# Stated task
Each line that holds the word "labels" counts once; report how many lines do so and nothing else.

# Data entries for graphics
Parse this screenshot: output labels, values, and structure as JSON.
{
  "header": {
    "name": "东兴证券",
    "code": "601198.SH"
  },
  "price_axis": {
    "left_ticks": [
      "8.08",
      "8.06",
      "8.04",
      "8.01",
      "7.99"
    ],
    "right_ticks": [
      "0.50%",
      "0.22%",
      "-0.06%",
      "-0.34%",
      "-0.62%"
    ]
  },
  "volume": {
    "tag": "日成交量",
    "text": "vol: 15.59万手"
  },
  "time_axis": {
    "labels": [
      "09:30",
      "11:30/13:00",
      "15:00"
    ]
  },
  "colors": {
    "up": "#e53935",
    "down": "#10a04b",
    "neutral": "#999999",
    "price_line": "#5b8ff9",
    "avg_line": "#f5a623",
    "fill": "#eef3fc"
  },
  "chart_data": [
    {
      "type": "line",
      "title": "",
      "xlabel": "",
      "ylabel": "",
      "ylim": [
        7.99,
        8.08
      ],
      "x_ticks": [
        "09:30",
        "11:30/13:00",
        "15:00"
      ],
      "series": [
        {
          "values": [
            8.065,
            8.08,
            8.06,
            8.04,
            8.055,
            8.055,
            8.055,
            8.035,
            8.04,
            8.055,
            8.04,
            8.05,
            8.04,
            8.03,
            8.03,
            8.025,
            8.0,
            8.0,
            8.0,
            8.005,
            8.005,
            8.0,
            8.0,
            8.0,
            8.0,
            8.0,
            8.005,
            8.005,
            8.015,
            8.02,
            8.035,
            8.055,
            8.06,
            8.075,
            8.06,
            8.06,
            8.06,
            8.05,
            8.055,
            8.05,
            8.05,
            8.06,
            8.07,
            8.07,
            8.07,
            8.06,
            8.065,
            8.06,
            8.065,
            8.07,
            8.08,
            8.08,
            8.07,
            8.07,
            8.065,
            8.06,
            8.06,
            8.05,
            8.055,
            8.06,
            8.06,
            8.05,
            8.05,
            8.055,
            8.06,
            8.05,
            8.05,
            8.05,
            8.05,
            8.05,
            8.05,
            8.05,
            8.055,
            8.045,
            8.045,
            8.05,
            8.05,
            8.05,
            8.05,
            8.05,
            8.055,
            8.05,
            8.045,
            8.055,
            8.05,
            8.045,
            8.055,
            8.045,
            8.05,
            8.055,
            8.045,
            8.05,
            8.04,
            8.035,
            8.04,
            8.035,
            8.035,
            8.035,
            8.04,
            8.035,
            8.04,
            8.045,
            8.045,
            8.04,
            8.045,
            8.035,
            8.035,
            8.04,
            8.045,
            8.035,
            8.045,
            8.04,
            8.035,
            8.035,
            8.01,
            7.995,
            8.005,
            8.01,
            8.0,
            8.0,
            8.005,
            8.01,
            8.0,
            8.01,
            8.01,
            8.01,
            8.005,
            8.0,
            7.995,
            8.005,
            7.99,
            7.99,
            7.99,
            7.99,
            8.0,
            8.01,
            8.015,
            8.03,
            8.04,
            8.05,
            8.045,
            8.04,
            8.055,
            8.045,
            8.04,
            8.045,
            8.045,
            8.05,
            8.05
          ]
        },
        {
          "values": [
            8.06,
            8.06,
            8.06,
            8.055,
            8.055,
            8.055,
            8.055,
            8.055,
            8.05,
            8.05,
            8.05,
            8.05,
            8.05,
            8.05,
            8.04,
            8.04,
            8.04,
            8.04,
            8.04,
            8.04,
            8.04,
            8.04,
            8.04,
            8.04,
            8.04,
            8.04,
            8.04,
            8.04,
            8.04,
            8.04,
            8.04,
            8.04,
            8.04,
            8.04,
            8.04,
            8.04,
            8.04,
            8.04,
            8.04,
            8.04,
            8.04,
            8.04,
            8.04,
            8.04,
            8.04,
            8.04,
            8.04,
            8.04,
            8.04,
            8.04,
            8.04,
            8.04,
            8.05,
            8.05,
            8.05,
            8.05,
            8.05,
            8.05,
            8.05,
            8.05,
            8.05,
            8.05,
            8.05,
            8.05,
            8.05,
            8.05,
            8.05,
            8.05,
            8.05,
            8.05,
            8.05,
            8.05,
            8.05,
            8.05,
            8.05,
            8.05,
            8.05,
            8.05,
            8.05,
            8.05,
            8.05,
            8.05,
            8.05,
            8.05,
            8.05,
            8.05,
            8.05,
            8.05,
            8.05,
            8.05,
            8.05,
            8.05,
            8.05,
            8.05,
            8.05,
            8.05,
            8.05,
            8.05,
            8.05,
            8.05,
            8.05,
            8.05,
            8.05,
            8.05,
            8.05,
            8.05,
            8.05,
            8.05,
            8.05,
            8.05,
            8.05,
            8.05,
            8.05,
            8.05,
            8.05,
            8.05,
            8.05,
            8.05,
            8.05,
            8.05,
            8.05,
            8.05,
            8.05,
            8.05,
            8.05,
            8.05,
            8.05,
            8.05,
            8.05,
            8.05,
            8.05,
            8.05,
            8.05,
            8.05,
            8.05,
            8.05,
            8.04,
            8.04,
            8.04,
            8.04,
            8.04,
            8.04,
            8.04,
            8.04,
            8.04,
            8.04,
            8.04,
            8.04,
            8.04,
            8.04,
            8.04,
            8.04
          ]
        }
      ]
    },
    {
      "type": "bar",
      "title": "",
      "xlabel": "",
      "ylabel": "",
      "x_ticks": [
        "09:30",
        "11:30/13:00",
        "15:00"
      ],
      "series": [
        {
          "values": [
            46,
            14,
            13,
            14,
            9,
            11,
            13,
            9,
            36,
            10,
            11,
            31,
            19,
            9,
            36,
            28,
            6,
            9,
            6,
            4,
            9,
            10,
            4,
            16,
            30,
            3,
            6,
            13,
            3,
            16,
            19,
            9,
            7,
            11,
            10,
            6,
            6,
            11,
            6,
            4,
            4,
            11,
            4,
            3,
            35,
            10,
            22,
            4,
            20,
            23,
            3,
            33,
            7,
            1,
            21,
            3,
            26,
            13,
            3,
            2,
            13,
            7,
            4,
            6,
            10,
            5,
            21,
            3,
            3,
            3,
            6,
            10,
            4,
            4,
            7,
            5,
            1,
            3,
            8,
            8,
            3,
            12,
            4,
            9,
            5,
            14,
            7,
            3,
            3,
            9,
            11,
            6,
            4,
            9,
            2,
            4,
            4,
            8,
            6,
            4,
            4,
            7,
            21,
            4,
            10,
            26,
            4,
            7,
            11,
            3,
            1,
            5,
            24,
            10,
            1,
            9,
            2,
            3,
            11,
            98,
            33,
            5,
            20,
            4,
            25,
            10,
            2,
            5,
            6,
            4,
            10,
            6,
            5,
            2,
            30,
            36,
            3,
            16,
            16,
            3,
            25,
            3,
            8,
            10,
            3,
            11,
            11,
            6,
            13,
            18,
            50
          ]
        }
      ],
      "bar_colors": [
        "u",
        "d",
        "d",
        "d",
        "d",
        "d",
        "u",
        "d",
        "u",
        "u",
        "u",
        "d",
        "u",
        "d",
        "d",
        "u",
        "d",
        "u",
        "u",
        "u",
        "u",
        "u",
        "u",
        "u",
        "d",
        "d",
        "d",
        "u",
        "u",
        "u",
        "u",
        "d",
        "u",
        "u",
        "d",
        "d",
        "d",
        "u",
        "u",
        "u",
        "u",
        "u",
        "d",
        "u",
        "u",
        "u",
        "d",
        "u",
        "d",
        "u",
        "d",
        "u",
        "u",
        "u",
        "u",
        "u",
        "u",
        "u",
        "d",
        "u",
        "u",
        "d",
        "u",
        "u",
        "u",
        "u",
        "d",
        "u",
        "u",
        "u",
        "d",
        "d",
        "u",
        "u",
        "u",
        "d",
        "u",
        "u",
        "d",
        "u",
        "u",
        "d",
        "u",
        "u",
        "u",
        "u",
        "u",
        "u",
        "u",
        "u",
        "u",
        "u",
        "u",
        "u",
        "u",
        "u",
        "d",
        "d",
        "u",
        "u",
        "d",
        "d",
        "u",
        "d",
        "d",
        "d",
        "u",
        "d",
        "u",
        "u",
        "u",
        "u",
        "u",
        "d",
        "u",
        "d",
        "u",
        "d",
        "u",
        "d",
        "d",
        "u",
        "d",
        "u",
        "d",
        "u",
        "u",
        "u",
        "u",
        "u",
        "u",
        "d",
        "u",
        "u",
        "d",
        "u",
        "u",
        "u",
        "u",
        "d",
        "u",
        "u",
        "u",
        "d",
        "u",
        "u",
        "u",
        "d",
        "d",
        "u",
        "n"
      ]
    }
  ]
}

# Worked solution
2